EXERCISE OBJECTIVE – Filter the listing and keep only the lines with the word "data".

################

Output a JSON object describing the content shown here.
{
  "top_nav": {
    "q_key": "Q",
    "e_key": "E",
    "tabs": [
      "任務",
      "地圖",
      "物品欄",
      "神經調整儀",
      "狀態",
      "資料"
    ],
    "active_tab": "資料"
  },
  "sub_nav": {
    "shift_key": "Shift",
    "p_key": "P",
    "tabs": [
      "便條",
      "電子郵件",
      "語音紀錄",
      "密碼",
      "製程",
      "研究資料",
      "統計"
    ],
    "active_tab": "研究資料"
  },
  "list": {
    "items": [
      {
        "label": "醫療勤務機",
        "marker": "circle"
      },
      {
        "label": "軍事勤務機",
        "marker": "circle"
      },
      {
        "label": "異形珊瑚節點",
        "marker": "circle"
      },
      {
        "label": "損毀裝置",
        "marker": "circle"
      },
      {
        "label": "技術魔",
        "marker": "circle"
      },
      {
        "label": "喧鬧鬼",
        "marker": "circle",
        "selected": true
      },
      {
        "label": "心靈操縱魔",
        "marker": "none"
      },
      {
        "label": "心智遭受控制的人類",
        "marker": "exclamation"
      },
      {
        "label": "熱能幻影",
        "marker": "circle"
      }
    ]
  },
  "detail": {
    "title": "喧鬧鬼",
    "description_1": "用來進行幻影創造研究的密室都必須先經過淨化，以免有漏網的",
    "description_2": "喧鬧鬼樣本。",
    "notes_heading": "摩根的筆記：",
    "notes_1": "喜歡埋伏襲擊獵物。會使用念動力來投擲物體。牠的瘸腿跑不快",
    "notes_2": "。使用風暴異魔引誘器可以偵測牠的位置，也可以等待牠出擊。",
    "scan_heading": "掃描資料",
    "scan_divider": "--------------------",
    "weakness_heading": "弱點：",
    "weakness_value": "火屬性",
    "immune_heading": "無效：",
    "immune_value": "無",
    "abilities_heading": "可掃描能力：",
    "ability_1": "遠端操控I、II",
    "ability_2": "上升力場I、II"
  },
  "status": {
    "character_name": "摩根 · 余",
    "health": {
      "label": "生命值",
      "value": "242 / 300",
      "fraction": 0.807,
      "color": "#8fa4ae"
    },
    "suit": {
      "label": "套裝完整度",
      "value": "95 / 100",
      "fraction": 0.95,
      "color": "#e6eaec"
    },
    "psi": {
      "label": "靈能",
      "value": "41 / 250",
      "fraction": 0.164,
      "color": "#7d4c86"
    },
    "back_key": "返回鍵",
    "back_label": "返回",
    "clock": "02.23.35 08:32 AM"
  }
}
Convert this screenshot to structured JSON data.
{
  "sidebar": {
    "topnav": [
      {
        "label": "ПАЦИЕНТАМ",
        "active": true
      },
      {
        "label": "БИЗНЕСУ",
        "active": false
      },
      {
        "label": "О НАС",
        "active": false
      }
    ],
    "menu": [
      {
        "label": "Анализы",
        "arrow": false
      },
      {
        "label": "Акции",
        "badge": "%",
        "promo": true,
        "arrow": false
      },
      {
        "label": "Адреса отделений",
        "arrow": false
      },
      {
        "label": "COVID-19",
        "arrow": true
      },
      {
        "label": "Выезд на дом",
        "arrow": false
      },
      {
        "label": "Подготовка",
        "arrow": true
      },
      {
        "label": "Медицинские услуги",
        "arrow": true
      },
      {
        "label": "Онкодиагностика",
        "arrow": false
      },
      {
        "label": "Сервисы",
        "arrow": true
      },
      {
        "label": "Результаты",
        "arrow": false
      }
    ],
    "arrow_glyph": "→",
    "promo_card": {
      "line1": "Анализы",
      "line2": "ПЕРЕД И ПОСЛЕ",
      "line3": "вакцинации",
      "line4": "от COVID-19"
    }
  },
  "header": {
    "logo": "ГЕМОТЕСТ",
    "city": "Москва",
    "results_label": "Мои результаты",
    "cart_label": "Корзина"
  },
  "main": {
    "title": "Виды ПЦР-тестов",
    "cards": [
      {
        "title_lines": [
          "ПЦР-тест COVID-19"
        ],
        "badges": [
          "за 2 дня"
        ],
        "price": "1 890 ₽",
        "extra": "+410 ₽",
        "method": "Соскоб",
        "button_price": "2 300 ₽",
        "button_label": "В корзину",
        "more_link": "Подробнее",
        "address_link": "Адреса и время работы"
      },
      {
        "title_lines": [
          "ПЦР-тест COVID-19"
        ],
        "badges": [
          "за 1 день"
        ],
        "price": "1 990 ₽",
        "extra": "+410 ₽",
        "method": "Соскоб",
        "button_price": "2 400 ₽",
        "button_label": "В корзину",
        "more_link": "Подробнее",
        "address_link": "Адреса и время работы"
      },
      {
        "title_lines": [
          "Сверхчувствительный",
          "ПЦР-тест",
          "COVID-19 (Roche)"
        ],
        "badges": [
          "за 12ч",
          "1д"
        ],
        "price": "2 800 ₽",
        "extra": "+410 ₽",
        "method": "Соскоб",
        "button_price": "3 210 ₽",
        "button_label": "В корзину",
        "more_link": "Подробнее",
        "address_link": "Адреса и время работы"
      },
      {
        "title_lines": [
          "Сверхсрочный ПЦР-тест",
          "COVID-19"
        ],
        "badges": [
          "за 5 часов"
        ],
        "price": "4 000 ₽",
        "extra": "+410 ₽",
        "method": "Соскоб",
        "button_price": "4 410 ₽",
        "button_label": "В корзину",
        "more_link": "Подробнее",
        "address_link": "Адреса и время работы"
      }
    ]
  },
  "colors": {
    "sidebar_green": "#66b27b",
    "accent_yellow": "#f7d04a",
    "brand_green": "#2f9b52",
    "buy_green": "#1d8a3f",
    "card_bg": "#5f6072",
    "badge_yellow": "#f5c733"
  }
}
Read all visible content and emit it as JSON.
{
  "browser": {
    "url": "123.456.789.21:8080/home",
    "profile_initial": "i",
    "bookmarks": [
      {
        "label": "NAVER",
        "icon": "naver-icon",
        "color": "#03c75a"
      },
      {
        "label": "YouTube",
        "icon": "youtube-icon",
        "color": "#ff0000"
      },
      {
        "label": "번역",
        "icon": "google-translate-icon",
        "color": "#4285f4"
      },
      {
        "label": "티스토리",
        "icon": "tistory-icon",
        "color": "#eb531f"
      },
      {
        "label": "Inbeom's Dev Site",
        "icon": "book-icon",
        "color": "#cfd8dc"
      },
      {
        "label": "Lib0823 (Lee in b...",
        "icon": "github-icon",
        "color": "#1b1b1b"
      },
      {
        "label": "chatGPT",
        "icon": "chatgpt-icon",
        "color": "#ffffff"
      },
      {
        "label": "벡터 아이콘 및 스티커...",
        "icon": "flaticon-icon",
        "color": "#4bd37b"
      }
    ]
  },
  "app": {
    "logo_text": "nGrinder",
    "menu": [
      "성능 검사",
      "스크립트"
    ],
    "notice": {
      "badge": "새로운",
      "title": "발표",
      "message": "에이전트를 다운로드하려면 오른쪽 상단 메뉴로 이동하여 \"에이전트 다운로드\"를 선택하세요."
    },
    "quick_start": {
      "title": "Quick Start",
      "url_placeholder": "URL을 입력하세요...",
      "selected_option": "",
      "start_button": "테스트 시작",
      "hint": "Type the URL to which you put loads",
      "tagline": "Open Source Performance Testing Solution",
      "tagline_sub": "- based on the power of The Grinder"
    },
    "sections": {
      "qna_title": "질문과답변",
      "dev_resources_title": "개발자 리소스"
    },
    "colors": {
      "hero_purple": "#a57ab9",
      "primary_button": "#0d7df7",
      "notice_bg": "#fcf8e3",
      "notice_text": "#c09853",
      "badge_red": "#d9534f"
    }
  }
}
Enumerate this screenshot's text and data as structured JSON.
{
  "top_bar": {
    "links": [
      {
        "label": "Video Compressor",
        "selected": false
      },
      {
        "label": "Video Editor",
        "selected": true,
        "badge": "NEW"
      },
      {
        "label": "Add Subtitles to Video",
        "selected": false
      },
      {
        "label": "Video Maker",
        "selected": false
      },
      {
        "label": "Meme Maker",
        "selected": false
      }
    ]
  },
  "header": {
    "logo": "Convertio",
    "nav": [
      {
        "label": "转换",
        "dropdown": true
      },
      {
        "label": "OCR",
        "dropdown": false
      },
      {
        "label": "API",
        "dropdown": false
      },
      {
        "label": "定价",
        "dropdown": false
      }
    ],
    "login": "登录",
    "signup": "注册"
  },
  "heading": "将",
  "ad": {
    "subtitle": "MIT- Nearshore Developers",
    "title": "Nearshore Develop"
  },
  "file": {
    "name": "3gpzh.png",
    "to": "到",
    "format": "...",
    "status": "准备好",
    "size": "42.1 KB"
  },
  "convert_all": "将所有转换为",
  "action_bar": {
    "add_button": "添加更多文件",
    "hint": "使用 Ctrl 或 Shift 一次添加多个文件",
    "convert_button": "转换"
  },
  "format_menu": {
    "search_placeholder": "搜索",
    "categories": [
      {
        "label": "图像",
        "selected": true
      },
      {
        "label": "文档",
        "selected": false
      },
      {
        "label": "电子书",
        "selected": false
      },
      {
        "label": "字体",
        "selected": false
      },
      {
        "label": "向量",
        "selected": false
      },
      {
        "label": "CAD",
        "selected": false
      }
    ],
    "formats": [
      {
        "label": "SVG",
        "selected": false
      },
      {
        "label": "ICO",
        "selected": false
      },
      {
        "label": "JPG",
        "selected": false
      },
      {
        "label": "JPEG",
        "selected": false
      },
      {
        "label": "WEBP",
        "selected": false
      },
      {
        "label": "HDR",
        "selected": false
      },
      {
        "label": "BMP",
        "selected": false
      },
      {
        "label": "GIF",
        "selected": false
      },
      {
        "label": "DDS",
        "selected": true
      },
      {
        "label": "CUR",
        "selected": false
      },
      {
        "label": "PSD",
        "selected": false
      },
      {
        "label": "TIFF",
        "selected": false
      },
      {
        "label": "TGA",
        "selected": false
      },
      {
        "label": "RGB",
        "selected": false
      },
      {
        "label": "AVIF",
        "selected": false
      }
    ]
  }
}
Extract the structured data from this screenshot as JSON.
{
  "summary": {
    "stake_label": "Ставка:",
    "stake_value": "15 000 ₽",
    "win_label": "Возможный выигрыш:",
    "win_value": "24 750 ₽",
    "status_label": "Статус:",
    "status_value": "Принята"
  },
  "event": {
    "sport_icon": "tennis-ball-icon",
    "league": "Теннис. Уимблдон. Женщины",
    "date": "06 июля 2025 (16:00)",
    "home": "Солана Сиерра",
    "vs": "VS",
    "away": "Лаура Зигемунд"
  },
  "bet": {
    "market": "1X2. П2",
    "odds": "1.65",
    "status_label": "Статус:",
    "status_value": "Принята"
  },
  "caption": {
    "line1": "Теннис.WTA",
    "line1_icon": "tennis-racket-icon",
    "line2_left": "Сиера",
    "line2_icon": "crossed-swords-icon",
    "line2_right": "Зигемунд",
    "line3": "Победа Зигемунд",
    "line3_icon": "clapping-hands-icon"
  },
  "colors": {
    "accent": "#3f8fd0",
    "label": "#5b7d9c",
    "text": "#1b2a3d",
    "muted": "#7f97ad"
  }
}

################

WRITTEN SOLUTION –
Convert this screenshot to structured JSON data.
Enumerate this screenshot's text and data as structured JSON.
Extract the structured data from this screenshot as JSON.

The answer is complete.